>> Start

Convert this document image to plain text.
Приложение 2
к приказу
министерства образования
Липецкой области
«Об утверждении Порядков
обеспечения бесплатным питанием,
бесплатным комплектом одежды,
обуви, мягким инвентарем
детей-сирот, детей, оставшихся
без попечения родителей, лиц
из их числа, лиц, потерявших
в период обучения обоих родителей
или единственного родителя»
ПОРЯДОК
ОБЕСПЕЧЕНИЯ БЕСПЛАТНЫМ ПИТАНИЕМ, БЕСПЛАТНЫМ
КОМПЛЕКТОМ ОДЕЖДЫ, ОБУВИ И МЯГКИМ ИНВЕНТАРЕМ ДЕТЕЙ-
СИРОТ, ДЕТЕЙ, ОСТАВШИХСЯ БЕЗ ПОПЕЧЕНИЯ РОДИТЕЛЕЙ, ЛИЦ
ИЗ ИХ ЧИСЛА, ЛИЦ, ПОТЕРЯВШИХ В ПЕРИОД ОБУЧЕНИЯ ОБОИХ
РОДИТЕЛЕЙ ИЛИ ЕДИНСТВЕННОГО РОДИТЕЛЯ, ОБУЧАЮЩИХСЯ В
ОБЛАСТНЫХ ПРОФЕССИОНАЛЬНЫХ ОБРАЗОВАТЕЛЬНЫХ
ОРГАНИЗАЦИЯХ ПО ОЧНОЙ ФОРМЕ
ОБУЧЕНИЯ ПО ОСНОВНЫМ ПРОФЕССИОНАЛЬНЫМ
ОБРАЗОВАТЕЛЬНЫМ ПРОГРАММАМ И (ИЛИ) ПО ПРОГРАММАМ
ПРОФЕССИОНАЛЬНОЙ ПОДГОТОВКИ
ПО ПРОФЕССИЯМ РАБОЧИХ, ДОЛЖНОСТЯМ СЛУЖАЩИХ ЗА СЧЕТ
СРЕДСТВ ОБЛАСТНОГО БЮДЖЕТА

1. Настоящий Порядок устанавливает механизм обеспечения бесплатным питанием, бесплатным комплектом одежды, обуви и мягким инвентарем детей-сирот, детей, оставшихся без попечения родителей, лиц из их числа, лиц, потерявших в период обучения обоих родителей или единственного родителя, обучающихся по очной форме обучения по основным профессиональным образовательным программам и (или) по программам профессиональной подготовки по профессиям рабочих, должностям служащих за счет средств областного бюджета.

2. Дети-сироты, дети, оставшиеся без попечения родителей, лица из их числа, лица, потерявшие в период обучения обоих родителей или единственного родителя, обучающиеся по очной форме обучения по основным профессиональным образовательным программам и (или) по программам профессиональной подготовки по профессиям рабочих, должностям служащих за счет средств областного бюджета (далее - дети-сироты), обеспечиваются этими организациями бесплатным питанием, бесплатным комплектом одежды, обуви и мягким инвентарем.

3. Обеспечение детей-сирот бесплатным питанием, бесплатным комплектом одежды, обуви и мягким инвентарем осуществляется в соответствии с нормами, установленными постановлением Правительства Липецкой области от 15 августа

>> End

* OBJECTIVE:
All of the data needs to be reproduced exactly, with no line missing.

* WORKED SOLUTION:
Convert this document image to plain text.
Приложение 2
к приказу
министерства образования
Липецкой области
«Об утверждении Порядков
обеспечения бесплатным питанием,
бесплатным комплектом одежды,
обуви, мягким инвентарем
детей-сирот, детей, оставшихся
без попечения родителей, лиц
из их числа, лиц, потерявших
в период обучения обоих родителей
или единственного родителя»
ПОРЯДОК
ОБЕСПЕЧЕНИЯ БЕСПЛАТНЫМ ПИТАНИЕМ, БЕСПЛАТНЫМ
КОМПЛЕКТОМ ОДЕЖДЫ, ОБУВИ И МЯГКИМ ИНВЕНТАРЕМ ДЕТЕЙ-
СИРОТ, ДЕТЕЙ, ОСТАВШИХСЯ БЕЗ ПОПЕЧЕНИЯ РОДИТЕЛЕЙ, ЛИЦ
ИЗ ИХ ЧИСЛА, ЛИЦ, ПОТЕРЯВШИХ В ПЕРИОД ОБУЧЕНИЯ ОБОИХ
РОДИТЕЛЕЙ ИЛИ ЕДИНСТВЕННОГО РОДИТЕЛЯ, ОБУЧАЮЩИХСЯ В
ОБЛАСТНЫХ ПРОФЕССИОНАЛЬНЫХ ОБРАЗОВАТЕЛЬНЫХ
ОРГАНИЗАЦИЯХ ПО ОЧНОЙ ФОРМЕ
ОБУЧЕНИЯ ПО ОСНОВНЫМ ПРОФЕССИОНАЛЬНЫМ
ОБРАЗОВАТЕЛЬНЫМ ПРОГРАММАМ И (ИЛИ) ПО ПРОГРАММАМ
ПРОФЕССИОНАЛЬНОЙ ПОДГОТОВКИ
ПО ПРОФЕССИЯМ РАБОЧИХ, ДОЛЖНОСТЯМ СЛУЖАЩИХ ЗА СЧЕТ
СРЕДСТВ ОБЛАСТНОГО БЮДЖЕТА

1. Настоящий Порядок устанавливает механизм обеспечения бесплатным питанием, бесплатным комплектом одежды, обуви и мягким инвентарем детей-сирот, детей, оставшихся без попечения родителей, лиц из их числа, лиц, потерявших в период обучения обоих родителей или единственного родителя, обучающихся по очной форме обучения по основным профессиональным образовательным программам и (или) по программам профессиональной подготовки по профессиям рабочих, должностям служащих за счет средств областного бюджета.

2. Дети-сироты, дети, оставшиеся без попечения родителей, лица из их числа, лица, потерявшие в период обучения обоих родителей или единственного родителя, обучающиеся по очной форме обучения по основным профессиональным образовательным программам и (или) по программам профессиональной подготовки по профессиям рабочих, должностям служащих за счет средств областного бюджета (далее - дети-сироты), обеспечиваются этими организациями бесплатным питанием, бесплатным комплектом одежды, обуви и мягким инвентарем.

3. Обеспечение детей-сирот бесплатным питанием, бесплатным комплектом одежды, обуви и мягким инвентарем осуществляется в соответствии с нормами, установленными постановлением Правительства Липецкой области от 15 августа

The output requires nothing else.